▶ _WHAT THE TASK ASKS_
Repeat the records exactly. Every line must match.

[Entries taken from a collection]
....
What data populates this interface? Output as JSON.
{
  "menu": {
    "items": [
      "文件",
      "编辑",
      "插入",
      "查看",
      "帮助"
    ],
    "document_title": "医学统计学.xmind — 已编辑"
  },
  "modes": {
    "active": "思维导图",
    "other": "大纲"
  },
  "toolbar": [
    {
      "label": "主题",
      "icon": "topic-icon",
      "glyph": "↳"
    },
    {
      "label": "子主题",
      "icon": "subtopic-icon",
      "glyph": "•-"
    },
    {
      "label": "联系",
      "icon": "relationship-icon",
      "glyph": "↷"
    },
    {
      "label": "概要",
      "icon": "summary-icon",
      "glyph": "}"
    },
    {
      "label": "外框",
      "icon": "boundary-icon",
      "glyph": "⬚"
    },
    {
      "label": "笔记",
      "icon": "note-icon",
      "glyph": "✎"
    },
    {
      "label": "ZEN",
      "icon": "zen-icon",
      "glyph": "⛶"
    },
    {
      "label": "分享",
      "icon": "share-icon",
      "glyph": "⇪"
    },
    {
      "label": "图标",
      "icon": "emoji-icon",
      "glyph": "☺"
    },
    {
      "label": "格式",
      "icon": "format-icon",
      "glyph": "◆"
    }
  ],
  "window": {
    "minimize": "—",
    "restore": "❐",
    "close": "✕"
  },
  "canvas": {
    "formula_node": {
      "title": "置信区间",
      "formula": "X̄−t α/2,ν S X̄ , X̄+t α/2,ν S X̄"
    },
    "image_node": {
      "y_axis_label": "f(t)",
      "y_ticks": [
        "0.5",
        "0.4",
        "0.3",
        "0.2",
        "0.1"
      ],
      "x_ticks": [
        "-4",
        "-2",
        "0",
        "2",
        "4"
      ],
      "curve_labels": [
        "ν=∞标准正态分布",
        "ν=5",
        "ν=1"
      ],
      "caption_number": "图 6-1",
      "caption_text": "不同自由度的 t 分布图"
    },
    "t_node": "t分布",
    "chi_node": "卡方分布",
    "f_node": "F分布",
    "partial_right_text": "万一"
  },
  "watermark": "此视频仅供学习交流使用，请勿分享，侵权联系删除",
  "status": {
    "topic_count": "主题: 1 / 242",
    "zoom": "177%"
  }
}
....
▶ _FULL SOLUTION_
What data populates this interface? Output as JSON.
{
  "menu": {
    "items": [
      "文件",
      "编辑",
      "插入",
      "查看",
      "帮助"
    ],
    "document_title": "医学统计学.xmind — 已编辑"
  },
  "modes": {
    "active": "思维导图",
    "other": "大纲"
  },
  "toolbar": [
    {
      "label": "主题",
      "icon": "topic-icon",
      "glyph": "↳"
    },
    {
      "label": "子主题",
      "icon": "subtopic-icon",
      "glyph": "•-"
    },
    {
      "label": "联系",
      "icon": "relationship-icon",
      "glyph": "↷"
    },
    {
      "label": "概要",
      "icon": "summary-icon",
      "glyph": "}"
    },
    {
      "label": "外框",
      "icon": "boundary-icon",
      "glyph": "⬚"
    },
    {
      "label": "笔记",
      "icon": "note-icon",
      "glyph": "✎"
    },
    {
      "label": "ZEN",
      "icon": "zen-icon",
      "glyph": "⛶"
    },
    {
      "label": "分享",
      "icon": "share-icon",
      "glyph": "⇪"
    },
    {
      "label": "图标",
      "icon": "emoji-icon",
      "glyph": "☺"
    },
    {
      "label": "格式",
      "icon": "format-icon",
      "glyph": "◆"
    }
  ],
  "window": {
    "minimize": "—",
    "restore": "❐",
    "close": "✕"
  },
  "canvas": {
    "formula_node": {
      "title": "置信区间",
      "formula": "X̄−t α/2,ν S X̄ , X̄+t α/2,ν S X̄"
    },
    "image_node": {
      "y_axis_label": "f(t)",
      "y_ticks": [
        "0.5",
        "0.4",
        "0.3",
        "0.2",
        "0.1"
      ],
      "x_ticks": [
        "-4",
        "-2",
        "0",
        "2",
        "4"
      ],
      "curve_labels": [
        "ν=∞标准正态分布",
        "ν=5",
        "ν=1"
      ],
      "caption_number": "图 6-1",
      "caption_text": "不同自由度的 t 分布图"
    },
    "t_node": "t分布",
    "chi_node": "卡方分布",
    "f_node": "F分布",
    "partial_right_text": "万一"
  },
  "watermark": "此视频仅供学习交流使用，请勿分享，侵权联系删除",
  "status": {
    "topic_count": "主题: 1 / 242",
    "zoom": "177%"
  }
}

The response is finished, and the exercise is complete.